EXERCISE BRIEF: Output the material below in its entirety, exactly as given.

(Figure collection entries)
________________

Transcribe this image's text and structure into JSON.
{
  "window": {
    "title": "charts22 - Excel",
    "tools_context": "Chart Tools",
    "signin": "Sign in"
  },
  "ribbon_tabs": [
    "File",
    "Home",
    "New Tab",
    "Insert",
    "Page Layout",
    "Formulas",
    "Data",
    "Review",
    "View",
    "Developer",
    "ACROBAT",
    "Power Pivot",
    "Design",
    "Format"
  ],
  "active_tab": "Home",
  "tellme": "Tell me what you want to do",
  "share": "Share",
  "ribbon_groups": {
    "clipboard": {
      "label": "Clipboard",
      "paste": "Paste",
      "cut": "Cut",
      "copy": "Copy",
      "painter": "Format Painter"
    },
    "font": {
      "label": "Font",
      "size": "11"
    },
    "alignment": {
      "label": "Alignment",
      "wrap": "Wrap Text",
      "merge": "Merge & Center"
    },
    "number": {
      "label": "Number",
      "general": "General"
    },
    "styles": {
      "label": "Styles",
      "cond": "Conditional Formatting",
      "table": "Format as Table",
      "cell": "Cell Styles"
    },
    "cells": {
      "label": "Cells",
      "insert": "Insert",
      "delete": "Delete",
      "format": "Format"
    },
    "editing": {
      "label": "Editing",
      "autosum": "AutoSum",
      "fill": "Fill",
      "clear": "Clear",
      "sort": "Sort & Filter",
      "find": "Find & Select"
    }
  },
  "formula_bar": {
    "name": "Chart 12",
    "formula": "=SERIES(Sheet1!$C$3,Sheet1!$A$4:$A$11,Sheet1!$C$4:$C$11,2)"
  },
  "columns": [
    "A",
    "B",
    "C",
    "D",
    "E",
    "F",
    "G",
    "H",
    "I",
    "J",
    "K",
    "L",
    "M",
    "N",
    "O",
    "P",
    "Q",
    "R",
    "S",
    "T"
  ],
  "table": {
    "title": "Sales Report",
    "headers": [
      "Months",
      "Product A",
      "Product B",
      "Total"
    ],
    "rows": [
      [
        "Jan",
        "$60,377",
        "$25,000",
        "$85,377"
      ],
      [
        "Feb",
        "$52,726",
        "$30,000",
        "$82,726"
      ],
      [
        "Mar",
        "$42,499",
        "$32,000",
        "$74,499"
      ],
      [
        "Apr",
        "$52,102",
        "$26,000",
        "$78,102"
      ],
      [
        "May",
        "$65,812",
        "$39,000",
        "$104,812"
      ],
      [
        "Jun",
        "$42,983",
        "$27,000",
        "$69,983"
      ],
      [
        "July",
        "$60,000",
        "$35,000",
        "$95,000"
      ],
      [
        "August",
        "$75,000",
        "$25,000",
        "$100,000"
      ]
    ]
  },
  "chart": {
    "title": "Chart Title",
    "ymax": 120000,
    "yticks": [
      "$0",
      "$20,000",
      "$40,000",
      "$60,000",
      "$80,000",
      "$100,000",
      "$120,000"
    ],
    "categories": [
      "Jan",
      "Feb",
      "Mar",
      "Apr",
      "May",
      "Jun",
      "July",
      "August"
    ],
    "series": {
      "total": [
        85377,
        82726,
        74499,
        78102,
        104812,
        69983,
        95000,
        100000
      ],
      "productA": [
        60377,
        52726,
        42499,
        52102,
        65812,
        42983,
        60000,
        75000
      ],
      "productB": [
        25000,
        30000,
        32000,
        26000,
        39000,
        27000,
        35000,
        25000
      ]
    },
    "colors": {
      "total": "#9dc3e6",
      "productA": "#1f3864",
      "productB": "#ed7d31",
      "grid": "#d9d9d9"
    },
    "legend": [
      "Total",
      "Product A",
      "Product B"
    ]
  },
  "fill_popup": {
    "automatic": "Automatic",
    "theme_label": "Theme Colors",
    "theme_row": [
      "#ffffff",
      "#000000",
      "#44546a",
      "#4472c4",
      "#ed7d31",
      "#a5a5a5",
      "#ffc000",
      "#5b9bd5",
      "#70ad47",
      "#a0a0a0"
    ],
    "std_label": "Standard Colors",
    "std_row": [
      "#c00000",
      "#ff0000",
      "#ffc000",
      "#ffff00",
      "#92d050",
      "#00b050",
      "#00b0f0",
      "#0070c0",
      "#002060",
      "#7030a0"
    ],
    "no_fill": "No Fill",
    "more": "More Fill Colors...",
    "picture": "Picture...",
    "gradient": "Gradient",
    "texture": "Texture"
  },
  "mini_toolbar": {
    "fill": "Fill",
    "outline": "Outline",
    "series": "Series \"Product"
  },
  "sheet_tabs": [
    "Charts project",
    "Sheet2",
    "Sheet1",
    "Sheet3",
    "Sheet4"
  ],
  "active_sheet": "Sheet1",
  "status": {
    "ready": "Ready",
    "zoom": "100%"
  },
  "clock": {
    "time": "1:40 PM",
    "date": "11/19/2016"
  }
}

________________

RESULT OF THIS TASK:
Transcribe this image's text and structure into JSON.
{
  "window": {
    "title": "charts22 - Excel",
    "tools_context": "Chart Tools",
    "signin": "Sign in"
  },
  "ribbon_tabs": [
    "File",
    "Home",
    "New Tab",
    "Insert",
    "Page Layout",
    "Formulas",
    "Data",
    "Review",
    "View",
    "Developer",
    "ACROBAT",
    "Power Pivot",
    "Design",
    "Format"
  ],
  "active_tab": "Home",
  "tellme": "Tell me what you want to do",
  "share": "Share",
  "ribbon_groups": {
    "clipboard": {
      "label": "Clipboard",
      "paste": "Paste",
      "cut": "Cut",
      "copy": "Copy",
      "painter": "Format Painter"
    },
    "font": {
      "label": "Font",
      "size": "11"
    },
    "alignment": {
      "label": "Alignment",
      "wrap": "Wrap Text",
      "merge": "Merge & Center"
    },
    "number": {
      "label": "Number",
      "general": "General"
    },
    "styles": {
      "label": "Styles",
      "cond": "Conditional Formatting",
      "table": "Format as Table",
      "cell": "Cell Styles"
    },
    "cells": {
      "label": "Cells",
      "insert": "Insert",
      "delete": "Delete",
      "format": "Format"
    },
    "editing": {
      "label": "Editing",
      "autosum": "AutoSum",
      "fill": "Fill",
      "clear": "Clear",
      "sort": "Sort & Filter",
      "find": "Find & Select"
    }
  },
  "formula_bar": {
    "name": "Chart 12",
    "formula": "=SERIES(Sheet1!$C$3,Sheet1!$A$4:$A$11,Sheet1!$C$4:$C$11,2)"
  },
  "columns": [
    "A",
    "B",
    "C",
    "D",
    "E",
    "F",
    "G",
    "H",
    "I",
    "J",
    "K",
    "L",
    "M",
    "N",
    "O",
    "P",
    "Q",
    "R",
    "S",
    "T"
  ],
  "table": {
    "title": "Sales Report",
    "headers": [
      "Months",
      "Product A",
      "Product B",
      "Total"
    ],
    "rows": [
      [
        "Jan",
        "$60,377",
        "$25,000",
        "$85,377"
      ],
      [
        "Feb",
        "$52,726",
        "$30,000",
        "$82,726"
      ],
      [
        "Mar",
        "$42,499",
        "$32,000",
        "$74,499"
      ],
      [
        "Apr",
        "$52,102",
        "$26,000",
        "$78,102"
      ],
      [
        "May",
        "$65,812",
        "$39,000",
        "$104,812"
      ],
      [
        "Jun",
        "$42,983",
        "$27,000",
        "$69,983"
      ],
      [
        "July",
        "$60,000",
        "$35,000",
        "$95,000"
      ],
      [
        "August",
        "$75,000",
        "$25,000",
        "$100,000"
      ]
    ]
  },
  "chart": {
    "title": "Chart Title",
    "ymax": 120000,
    "yticks": [
      "$0",
      "$20,000",
      "$40,000",
      "$60,000",
      "$80,000",
      "$100,000",
      "$120,000"
    ],
    "categories": [
      "Jan",
      "Feb",
      "Mar",
      "Apr",
      "May",
      "Jun",
      "July",
      "August"
    ],
    "series": {
      "total": [
        85377,
        82726,
        74499,
        78102,
        104812,
        69983,
        95000,
        100000
      ],
      "productA": [
        60377,
        52726,
        42499,
        52102,
        65812,
        42983,
        60000,
        75000
      ],
      "productB": [
        25000,
        30000,
        32000,
        26000,
        39000,
        27000,
        35000,
        25000
      ]
    },
    "colors": {
      "total": "#9dc3e6",
      "productA": "#1f3864",
      "productB": "#ed7d31",
      "grid": "#d9d9d9"
    },
    "legend": [
      "Total",
      "Product A",
      "Product B"
    ]
  },
  "fill_popup": {
    "automatic": "Automatic",
    "theme_label": "Theme Colors",
    "theme_row": [
      "#ffffff",
      "#000000",
      "#44546a",
      "#4472c4",
      "#ed7d31",
      "#a5a5a5",
      "#ffc000",
      "#5b9bd5",
      "#70ad47",
      "#a0a0a0"
    ],
    "std_label": "Standard Colors",
    "std_row": [
      "#c00000",
      "#ff0000",
      "#ffc000",
      "#ffff00",
      "#92d050",
      "#00b050",
      "#00b0f0",
      "#0070c0",
      "#002060",
      "#7030a0"
    ],
    "no_fill": "No Fill",
    "more": "More Fill Colors...",
    "picture": "Picture...",
    "gradient": "Gradient",
    "texture": "Texture"
  },
  "mini_toolbar": {
    "fill": "Fill",
    "outline": "Outline",
    "series": "Series \"Product"
  },
  "sheet_tabs": [
    "Charts project",
    "Sheet2",
    "Sheet1",
    "Sheet3",
    "Sheet4"
  ],
  "active_sheet": "Sheet1",
  "status": {
    "ready": "Ready",
    "zoom": "100%"
  },
  "clock": {
    "time": "1:40 PM",
    "date": "11/19/2016"
  }
}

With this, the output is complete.